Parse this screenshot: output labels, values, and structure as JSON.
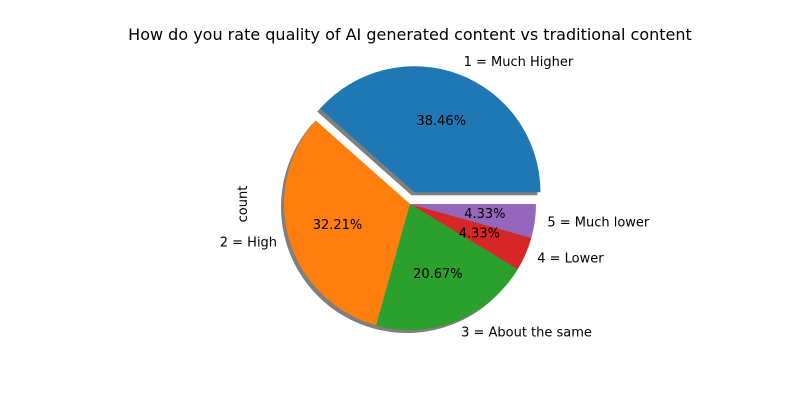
{
  "chart_data": {
    "type": "pie",
    "title": "How do you rate quality of AI generated content vs traditional content",
    "ylabel": "count",
    "labels": [
      "1 = Much Higher",
      "2 = High",
      "3 = About the same",
      "4 = Lower",
      "5 = Much lower"
    ],
    "values": [
      38.46,
      32.21,
      20.67,
      4.33,
      4.33
    ],
    "value_labels": [
      "38.46%",
      "32.21%",
      "20.67%",
      "4.33%",
      "4.33%"
    ],
    "colors": [
      "#1f77b4",
      "#ff7f0e",
      "#2ca02c",
      "#d62728",
      "#9467bd"
    ],
    "exploded": [
      true,
      false,
      false,
      false,
      false
    ],
    "shadow": true,
    "start_angle_deg": 0,
    "direction": "counterclockwise"
  }
}
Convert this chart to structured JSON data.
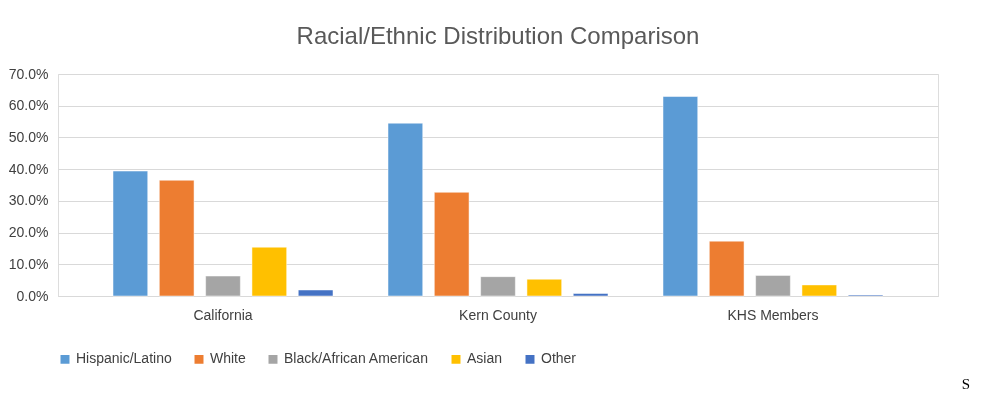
{
  "chart_data": {
    "type": "bar",
    "title": "Racial/Ethnic Distribution Comparison",
    "categories": [
      "California",
      "Kern County",
      "KHS Members"
    ],
    "series": [
      {
        "name": "Hispanic/Latino",
        "color": "#5b9bd5",
        "values": [
          39.4,
          54.5,
          62.9
        ]
      },
      {
        "name": "White",
        "color": "#ed7d31",
        "values": [
          36.5,
          32.7,
          17.3
        ]
      },
      {
        "name": "Black/African American",
        "color": "#a5a5a5",
        "values": [
          6.3,
          6.1,
          6.5
        ]
      },
      {
        "name": "Asian",
        "color": "#ffc000",
        "values": [
          15.4,
          5.3,
          3.5
        ]
      },
      {
        "name": "Other",
        "color": "#4472c4",
        "values": [
          1.9,
          0.8,
          0.3
        ]
      }
    ],
    "ylim": [
      0,
      70
    ],
    "yticks": [
      {
        "value": 0,
        "label": "0.0%"
      },
      {
        "value": 10,
        "label": "10.0%"
      },
      {
        "value": 20,
        "label": "20.0%"
      },
      {
        "value": 30,
        "label": "30.0%"
      },
      {
        "value": 40,
        "label": "40.0%"
      },
      {
        "value": 50,
        "label": "50.0%"
      },
      {
        "value": 60,
        "label": "60.0%"
      },
      {
        "value": 70,
        "label": "70.0%"
      }
    ],
    "grid": "y",
    "legend": "bottom",
    "annotations": [
      "S"
    ]
  }
}
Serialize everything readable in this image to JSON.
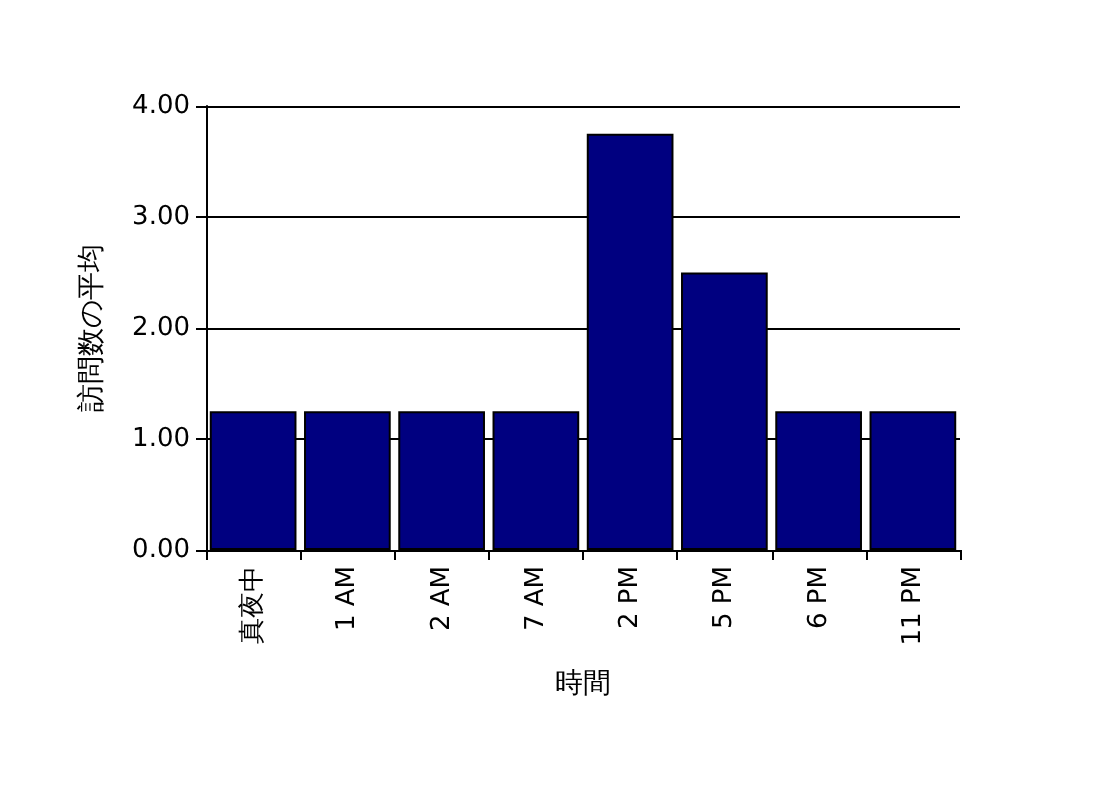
{
  "chart_data": {
    "type": "bar",
    "xlabel": "時間",
    "ylabel": "訪問数の平均",
    "categories": [
      "真夜中",
      "1 AM",
      "2 AM",
      "7 AM",
      "2 PM",
      "5 PM",
      "6 PM",
      "11 PM"
    ],
    "values": [
      1.25,
      1.25,
      1.25,
      1.25,
      3.75,
      2.5,
      1.25,
      1.25
    ],
    "color": "#000080",
    "ylim": [
      0,
      4
    ],
    "yticks": [
      {
        "value": 0,
        "label": "0.00"
      },
      {
        "value": 1,
        "label": "1.00"
      },
      {
        "value": 2,
        "label": "2.00"
      },
      {
        "value": 3,
        "label": "3.00"
      },
      {
        "value": 4,
        "label": "4.00"
      }
    ],
    "grid": "y"
  }
}
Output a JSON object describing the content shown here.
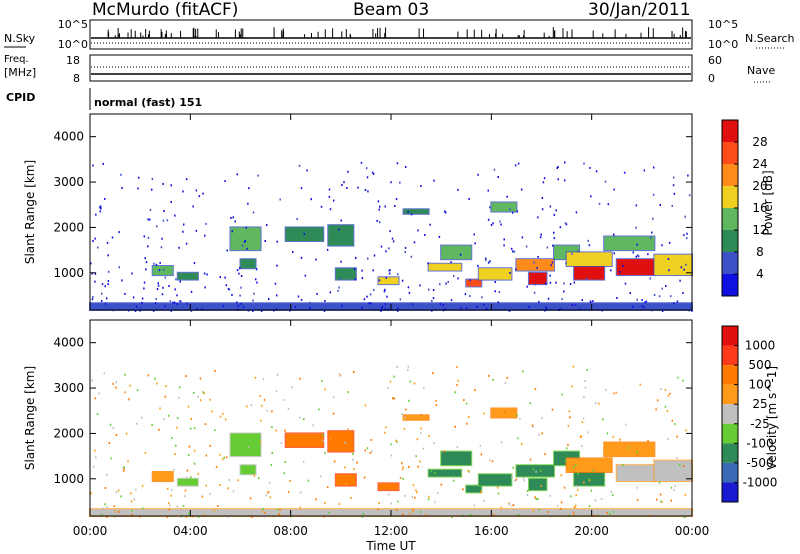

_Objective:_
Transcribe the records word for word and include no pictures.

_Response to the exercise:_
Parse this screenshot: output labels, values, and structure as JSON.
{
  "chart_data": {
    "type": "pie",
    "title": "How do you rate quality of AI generated content vs traditional content",
    "ylabel": "count",
    "labels": [
      "1 = Much Higher",
      "2 = High",
      "3 = About the same",
      "4 = Lower",
      "5 = Much lower"
    ],
    "values": [
      38.46,
      32.21,
      20.67,
      4.33,
      4.33
    ],
    "value_labels": [
      "38.46%",
      "32.21%",
      "20.67%",
      "4.33%",
      "4.33%"
    ],
    "colors": [
      "#1f77b4",
      "#ff7f0e",
      "#2ca02c",
      "#d62728",
      "#9467bd"
    ],
    "exploded": [
      true,
      false,
      false,
      false,
      false
    ],
    "shadow": true,
    "start_angle_deg": 0,
    "direction": "counterclockwise"
  }
}
Convert this chart to structured JSON data.
{
  "chart_data": {
    "type": "bar",
    "title": "Racial/Ethnic Distribution Comparison",
    "categories": [
      "California",
      "Kern County",
      "KHS Members"
    ],
    "series": [
      {
        "name": "Hispanic/Latino",
        "color": "#5b9bd5",
        "values": [
          39.4,
          54.5,
          62.9
        ]
      },
      {
        "name": "White",
        "color": "#ed7d31",
        "values": [
          36.5,
          32.7,
          17.3
        ]
      },
      {
        "name": "Black/African American",
        "color": "#a5a5a5",
        "values": [
          6.3,
          6.1,
          6.5
        ]
      },
      {
        "name": "Asian",
        "color": "#ffc000",
        "values": [
          15.4,
          5.3,
          3.5
        ]
      },
      {
        "name": "Other",
        "color": "#4472c4",
        "values": [
          1.9,
          0.8,
          0.3
        ]
      }
    ],
    "ylim": [
      0,
      70
    ],
    "yticks": [
      {
        "value": 0,
        "label": "0.0%"
      },
      {
        "value": 10,
        "label": "10.0%"
      },
      {
        "value": 20,
        "label": "20.0%"
      },
      {
        "value": 30,
        "label": "30.0%"
      },
      {
        "value": 40,
        "label": "40.0%"
      },
      {
        "value": 50,
        "label": "50.0%"
      },
      {
        "value": 60,
        "label": "60.0%"
      },
      {
        "value": 70,
        "label": "70.0%"
      }
    ],
    "grid": "y",
    "legend": "bottom",
    "annotations": [
      "S"
    ]
  }
}
Serialize everything readable in this image to JSON.
{
  "chart_data": {
    "type": "bar",
    "xlabel": "時間",
    "ylabel": "訪問数の平均",
    "categories": [
      "真夜中",
      "1 AM",
      "2 AM",
      "7 AM",
      "2 PM",
      "5 PM",
      "6 PM",
      "11 PM"
    ],
    "values": [
      1.25,
      1.25,
      1.25,
      1.25,
      3.75,
      2.5,
      1.25,
      1.25
    ],
    "color": "#000080",
    "ylim": [
      0,
      4
    ],
    "yticks": [
      {
        "value": 0,
        "label": "0.00"
      },
      {
        "value": 1,
        "label": "1.00"
      },
      {
        "value": 2,
        "label": "2.00"
      },
      {
        "value": 3,
        "label": "3.00"
      },
      {
        "value": 4,
        "label": "4.00"
      }
    ],
    "grid": "y"
  }
}
Output a JSON object describing the content shown here.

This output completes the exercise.